Source data:
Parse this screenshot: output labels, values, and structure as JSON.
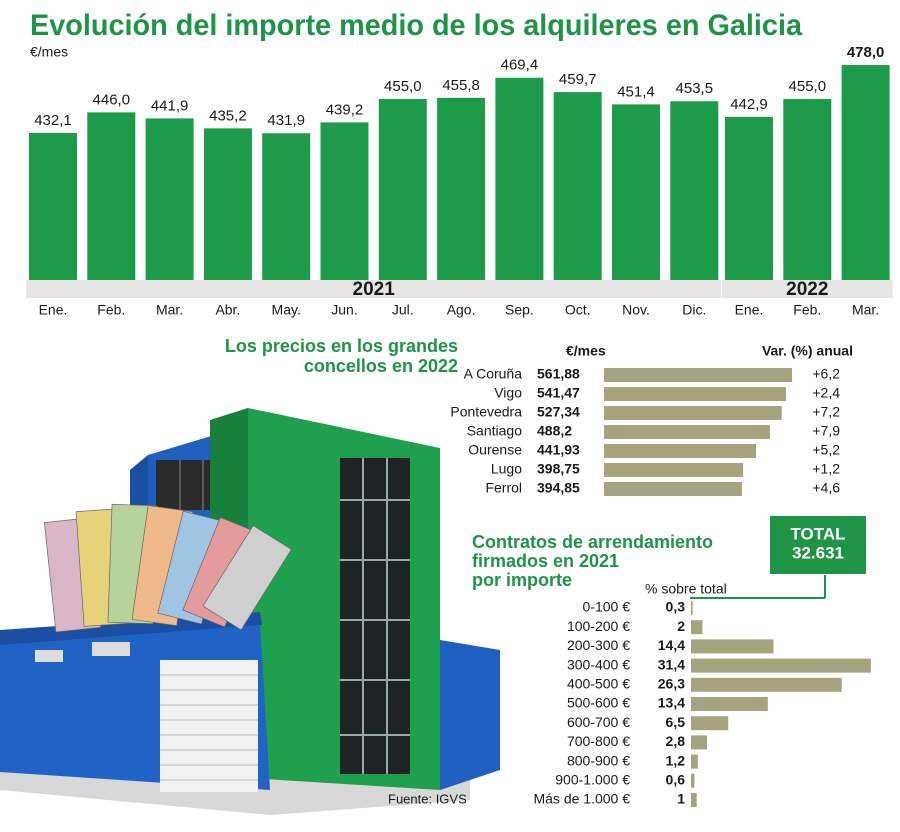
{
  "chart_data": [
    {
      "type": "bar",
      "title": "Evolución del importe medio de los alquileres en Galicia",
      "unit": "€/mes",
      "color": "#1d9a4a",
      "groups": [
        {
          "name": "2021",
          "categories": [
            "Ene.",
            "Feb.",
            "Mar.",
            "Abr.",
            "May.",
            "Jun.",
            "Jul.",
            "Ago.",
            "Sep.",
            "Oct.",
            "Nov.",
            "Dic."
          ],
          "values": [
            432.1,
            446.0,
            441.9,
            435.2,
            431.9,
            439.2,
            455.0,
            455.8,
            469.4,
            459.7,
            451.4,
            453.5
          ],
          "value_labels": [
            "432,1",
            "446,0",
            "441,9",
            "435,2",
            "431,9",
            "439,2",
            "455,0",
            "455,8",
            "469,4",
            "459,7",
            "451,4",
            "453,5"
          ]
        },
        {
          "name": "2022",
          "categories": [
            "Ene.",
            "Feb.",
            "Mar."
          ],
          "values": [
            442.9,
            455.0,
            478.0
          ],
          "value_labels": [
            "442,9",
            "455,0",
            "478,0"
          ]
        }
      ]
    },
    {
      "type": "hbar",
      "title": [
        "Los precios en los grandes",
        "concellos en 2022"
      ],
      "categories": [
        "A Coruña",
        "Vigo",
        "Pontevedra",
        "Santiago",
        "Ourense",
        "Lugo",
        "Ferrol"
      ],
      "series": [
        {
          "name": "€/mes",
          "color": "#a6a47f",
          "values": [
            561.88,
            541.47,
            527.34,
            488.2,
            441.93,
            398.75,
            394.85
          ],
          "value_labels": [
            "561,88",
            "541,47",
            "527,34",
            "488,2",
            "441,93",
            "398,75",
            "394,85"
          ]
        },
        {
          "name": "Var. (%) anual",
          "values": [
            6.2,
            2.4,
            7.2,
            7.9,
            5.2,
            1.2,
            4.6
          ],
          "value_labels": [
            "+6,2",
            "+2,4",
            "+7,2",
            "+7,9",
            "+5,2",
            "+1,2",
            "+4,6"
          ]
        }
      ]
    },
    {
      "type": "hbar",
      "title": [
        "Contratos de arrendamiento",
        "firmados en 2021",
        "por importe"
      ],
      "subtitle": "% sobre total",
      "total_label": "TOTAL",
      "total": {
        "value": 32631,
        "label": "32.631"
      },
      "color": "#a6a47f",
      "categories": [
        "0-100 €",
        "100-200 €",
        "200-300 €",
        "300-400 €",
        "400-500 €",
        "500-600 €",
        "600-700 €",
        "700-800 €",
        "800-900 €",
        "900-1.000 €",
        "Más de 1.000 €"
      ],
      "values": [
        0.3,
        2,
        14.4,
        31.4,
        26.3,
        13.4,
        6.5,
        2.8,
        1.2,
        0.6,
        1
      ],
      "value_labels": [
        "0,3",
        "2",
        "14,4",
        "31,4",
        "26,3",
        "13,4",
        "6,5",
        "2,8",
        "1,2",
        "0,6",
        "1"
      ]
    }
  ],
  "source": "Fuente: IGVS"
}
---
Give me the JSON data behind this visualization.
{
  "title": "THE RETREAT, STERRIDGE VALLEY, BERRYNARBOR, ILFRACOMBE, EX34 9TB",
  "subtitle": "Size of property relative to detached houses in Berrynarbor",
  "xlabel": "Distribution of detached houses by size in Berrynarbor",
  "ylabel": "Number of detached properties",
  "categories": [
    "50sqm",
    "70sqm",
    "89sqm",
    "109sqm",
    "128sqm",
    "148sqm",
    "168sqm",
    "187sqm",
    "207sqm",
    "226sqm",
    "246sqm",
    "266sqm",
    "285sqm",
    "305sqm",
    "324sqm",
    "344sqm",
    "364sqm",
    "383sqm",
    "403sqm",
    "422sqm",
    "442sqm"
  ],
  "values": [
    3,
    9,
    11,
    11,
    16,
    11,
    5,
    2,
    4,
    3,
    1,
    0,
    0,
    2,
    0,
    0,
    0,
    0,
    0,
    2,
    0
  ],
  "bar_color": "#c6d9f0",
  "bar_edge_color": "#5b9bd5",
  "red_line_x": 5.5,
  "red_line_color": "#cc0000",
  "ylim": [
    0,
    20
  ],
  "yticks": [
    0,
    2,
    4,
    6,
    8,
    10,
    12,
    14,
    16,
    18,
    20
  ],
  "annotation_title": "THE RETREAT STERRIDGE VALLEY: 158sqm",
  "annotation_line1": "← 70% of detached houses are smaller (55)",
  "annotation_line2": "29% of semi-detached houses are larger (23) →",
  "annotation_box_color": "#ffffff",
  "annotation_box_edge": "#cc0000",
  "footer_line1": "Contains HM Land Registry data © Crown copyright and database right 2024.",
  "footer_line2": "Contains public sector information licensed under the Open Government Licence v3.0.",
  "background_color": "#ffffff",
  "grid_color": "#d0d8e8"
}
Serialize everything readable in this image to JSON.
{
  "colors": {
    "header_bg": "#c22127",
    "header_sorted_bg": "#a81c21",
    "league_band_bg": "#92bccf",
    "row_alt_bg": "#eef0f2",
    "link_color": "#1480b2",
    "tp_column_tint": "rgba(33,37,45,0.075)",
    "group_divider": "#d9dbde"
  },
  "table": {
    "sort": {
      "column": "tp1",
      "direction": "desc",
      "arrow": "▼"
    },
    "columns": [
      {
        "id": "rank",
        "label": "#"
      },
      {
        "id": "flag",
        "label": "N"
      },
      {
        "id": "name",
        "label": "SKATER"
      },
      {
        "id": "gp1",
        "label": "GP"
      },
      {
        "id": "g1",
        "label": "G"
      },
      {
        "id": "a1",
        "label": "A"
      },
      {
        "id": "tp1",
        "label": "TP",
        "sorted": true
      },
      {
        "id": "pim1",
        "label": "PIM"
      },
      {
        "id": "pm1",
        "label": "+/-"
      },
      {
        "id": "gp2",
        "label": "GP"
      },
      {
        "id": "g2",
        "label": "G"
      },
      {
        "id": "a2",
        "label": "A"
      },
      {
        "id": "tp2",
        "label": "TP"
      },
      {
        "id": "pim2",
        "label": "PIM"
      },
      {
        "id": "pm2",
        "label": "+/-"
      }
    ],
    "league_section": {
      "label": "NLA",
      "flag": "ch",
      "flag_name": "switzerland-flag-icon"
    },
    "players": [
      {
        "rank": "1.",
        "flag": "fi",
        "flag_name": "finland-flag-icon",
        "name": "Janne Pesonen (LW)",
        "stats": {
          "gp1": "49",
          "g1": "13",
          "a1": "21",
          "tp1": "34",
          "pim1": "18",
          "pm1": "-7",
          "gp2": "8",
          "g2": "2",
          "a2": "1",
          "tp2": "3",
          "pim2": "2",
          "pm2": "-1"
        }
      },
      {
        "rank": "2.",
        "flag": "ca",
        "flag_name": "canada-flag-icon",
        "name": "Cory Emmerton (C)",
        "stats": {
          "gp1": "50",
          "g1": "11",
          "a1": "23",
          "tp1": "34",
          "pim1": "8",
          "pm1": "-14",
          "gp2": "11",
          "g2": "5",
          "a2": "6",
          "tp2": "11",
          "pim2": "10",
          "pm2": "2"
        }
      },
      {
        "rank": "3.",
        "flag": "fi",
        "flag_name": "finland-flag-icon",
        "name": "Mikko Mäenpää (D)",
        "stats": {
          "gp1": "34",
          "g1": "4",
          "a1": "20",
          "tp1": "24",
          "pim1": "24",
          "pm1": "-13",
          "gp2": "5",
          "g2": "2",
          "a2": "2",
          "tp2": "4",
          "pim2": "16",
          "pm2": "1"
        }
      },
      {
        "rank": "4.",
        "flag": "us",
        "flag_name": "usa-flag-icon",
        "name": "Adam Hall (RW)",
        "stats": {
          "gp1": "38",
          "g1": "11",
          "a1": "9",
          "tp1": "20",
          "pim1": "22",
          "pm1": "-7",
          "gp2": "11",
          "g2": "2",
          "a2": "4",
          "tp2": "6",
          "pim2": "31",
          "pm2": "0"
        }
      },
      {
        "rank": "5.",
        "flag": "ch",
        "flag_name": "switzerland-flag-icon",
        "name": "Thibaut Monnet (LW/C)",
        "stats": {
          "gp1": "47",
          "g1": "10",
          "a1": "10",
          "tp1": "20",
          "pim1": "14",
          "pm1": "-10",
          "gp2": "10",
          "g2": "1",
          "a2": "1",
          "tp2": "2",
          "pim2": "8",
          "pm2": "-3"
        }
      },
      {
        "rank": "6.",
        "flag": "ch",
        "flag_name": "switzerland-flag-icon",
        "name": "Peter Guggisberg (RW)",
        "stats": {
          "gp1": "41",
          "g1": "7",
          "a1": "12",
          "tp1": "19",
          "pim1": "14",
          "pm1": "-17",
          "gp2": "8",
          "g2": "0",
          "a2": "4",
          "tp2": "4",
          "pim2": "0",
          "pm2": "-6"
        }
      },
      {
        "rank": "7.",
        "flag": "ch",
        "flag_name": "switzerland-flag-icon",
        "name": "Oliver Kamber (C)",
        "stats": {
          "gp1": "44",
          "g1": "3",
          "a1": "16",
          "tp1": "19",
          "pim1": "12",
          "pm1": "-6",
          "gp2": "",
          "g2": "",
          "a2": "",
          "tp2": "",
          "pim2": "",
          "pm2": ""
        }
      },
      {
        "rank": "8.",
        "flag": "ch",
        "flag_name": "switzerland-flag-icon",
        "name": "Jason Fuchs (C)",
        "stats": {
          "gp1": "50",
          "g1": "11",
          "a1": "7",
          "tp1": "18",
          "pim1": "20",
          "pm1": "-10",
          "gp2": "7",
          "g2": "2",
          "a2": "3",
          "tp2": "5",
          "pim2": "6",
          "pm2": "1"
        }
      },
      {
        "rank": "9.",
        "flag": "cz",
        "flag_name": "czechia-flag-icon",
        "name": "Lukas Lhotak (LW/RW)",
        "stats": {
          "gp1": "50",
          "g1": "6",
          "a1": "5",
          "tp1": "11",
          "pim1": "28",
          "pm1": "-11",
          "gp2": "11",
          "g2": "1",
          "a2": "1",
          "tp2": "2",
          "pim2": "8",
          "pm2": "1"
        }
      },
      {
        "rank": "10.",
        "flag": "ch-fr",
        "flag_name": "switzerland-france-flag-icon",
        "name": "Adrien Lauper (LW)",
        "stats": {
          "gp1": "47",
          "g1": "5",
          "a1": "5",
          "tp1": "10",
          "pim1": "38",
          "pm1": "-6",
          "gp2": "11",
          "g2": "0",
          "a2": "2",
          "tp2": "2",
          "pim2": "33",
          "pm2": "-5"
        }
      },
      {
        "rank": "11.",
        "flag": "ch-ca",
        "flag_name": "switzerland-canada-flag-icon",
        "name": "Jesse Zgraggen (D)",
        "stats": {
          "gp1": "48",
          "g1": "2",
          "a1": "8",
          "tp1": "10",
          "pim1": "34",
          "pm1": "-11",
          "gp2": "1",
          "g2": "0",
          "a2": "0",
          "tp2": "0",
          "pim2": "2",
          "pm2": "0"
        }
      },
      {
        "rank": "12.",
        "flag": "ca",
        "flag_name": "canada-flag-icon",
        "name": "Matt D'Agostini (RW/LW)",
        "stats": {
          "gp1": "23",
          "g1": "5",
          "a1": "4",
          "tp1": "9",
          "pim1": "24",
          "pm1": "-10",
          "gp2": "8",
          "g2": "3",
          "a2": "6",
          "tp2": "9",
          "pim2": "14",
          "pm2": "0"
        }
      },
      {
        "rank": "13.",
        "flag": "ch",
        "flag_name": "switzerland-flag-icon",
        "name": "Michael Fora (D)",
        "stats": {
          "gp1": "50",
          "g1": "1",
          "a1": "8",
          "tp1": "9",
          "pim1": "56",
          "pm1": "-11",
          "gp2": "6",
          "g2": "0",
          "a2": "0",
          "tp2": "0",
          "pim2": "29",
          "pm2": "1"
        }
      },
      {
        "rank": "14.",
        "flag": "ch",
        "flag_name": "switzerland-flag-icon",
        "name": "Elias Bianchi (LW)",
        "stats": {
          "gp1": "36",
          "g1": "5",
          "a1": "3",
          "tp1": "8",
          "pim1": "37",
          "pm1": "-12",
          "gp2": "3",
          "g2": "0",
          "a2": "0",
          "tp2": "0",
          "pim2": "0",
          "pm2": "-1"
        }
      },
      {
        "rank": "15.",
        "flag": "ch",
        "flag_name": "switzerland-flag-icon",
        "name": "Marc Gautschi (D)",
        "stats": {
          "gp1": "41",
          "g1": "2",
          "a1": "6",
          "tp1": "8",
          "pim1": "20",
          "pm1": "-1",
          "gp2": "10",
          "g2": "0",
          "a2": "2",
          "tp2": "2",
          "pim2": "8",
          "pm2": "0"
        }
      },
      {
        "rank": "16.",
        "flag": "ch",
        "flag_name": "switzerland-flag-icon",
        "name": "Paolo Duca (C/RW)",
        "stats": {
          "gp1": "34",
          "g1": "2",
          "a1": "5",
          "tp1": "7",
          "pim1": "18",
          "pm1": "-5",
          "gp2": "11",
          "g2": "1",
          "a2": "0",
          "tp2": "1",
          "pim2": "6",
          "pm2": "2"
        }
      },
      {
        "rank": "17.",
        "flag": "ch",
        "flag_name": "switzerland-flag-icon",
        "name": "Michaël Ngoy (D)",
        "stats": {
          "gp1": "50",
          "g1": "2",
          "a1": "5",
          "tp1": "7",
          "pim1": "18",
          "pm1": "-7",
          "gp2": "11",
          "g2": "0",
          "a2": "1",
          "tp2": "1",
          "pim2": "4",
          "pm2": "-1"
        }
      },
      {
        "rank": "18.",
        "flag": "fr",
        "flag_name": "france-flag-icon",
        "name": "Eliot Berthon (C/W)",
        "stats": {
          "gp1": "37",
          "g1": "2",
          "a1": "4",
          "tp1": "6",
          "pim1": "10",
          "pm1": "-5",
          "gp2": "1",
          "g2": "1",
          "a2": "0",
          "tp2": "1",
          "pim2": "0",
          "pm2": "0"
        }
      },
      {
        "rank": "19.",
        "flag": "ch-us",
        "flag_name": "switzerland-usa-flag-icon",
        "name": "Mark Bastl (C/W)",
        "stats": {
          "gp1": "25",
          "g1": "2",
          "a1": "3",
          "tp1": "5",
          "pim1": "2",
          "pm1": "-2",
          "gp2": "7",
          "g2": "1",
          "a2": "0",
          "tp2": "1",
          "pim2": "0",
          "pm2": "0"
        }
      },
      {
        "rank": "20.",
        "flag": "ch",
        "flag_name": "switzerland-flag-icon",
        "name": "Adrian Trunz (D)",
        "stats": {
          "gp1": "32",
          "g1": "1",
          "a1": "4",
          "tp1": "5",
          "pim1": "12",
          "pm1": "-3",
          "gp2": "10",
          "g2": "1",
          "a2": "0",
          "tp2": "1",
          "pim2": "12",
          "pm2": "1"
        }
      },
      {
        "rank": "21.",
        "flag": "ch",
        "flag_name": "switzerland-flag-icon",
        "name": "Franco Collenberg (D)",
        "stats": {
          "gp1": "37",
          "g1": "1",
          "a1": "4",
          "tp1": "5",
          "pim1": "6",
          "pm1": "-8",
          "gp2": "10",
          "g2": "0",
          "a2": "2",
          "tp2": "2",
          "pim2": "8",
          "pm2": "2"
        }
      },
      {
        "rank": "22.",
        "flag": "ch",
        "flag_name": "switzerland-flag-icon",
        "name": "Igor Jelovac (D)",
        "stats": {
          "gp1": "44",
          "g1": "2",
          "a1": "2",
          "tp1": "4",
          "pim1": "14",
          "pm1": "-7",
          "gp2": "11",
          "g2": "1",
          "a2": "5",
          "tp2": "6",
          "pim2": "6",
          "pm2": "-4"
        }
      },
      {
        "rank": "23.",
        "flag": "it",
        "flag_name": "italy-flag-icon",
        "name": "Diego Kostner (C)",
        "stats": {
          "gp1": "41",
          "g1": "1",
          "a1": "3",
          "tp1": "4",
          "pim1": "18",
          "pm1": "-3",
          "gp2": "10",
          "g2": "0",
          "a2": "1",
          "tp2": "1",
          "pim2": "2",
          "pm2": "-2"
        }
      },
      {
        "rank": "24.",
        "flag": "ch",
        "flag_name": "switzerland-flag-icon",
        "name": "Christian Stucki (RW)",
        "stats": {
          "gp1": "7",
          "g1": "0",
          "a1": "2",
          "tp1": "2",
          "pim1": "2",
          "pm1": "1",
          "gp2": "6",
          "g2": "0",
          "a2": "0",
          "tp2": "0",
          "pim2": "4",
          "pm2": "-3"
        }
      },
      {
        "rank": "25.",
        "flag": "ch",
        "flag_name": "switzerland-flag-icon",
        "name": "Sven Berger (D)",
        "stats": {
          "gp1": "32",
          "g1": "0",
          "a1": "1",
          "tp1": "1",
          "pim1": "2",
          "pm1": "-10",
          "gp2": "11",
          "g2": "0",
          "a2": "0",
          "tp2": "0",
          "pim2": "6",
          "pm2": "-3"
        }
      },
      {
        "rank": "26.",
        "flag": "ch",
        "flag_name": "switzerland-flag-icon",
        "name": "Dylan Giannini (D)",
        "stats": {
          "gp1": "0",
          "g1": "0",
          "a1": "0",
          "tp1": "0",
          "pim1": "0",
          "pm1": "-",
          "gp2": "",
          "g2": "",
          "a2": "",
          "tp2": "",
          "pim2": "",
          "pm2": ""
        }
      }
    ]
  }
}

■ Task goal:
Go through the listing above and return every line where the word "VALLEY" occurs.

■ Solution for this problem:
  "title": "THE RETREAT, STERRIDGE VALLEY, BERRYNARBOR, ILFRACOMBE, EX34 9TB",
  "annotation_title": "THE RETREAT STERRIDGE VALLEY: 158sqm",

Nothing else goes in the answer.